»»
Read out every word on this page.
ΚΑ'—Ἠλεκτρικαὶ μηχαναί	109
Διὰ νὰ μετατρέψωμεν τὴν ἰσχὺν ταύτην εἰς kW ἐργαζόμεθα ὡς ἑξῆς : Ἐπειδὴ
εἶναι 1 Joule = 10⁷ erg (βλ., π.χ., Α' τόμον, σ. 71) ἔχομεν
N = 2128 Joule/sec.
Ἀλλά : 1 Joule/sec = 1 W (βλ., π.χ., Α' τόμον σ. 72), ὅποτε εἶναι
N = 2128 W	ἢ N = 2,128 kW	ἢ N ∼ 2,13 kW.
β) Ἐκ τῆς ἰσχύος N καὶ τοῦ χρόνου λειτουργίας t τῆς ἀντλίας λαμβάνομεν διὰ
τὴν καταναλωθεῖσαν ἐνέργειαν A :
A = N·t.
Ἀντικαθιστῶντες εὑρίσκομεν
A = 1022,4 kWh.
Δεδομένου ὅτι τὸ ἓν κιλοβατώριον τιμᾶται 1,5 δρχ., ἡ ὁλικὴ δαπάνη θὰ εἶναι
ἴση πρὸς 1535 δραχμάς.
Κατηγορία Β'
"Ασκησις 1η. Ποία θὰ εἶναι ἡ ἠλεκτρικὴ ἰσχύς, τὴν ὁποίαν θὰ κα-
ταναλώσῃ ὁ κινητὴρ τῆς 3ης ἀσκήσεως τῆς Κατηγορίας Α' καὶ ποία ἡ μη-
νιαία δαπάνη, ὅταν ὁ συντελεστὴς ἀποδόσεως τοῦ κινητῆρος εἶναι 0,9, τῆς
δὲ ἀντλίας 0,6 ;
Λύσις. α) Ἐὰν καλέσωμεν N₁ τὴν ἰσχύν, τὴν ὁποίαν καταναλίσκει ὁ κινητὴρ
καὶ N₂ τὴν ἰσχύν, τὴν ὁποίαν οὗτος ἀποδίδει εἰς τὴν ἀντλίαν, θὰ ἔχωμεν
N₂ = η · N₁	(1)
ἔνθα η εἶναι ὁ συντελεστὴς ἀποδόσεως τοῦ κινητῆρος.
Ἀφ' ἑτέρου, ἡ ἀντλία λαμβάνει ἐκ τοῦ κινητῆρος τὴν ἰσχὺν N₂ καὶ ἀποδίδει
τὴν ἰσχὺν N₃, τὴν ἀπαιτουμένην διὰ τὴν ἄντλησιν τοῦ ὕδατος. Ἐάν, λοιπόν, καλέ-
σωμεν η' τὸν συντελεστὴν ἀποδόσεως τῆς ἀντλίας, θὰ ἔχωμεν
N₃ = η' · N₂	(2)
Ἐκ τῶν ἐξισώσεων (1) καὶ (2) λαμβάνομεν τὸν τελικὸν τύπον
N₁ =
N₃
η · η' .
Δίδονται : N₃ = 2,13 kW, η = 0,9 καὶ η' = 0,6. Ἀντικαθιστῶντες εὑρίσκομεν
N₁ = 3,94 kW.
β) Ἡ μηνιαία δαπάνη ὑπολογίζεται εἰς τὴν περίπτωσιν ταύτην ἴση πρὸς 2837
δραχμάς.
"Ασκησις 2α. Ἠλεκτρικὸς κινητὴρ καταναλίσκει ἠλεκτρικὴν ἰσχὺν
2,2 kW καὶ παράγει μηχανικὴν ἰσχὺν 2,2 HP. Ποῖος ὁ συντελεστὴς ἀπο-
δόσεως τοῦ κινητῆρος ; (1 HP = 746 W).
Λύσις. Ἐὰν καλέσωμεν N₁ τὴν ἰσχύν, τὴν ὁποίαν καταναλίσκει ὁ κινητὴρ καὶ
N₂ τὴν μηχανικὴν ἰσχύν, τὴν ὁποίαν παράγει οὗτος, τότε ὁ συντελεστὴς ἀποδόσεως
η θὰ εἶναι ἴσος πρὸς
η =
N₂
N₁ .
««
EXERCISE TASK: Return every line in the listing that contains the word "καταναλίσκει".

RESULT FOR THIS TASK:
Λύσις. α) Ἐὰν καλέσωμεν N₁ τὴν ἰσχύν, τὴν ὁποίαν καταναλίσκει ὁ κινητὴρ
"Ασκησις 2α. Ἠλεκτρικὸς κινητὴρ καταναλίσκει ἠλεκτρικὴν ἰσχὺν
Λύσις. Ἐὰν καλέσωμεν N₁ τὴν ἰσχύν, τὴν ὁποίαν καταναλίσκει ὁ κινητὴρ καὶ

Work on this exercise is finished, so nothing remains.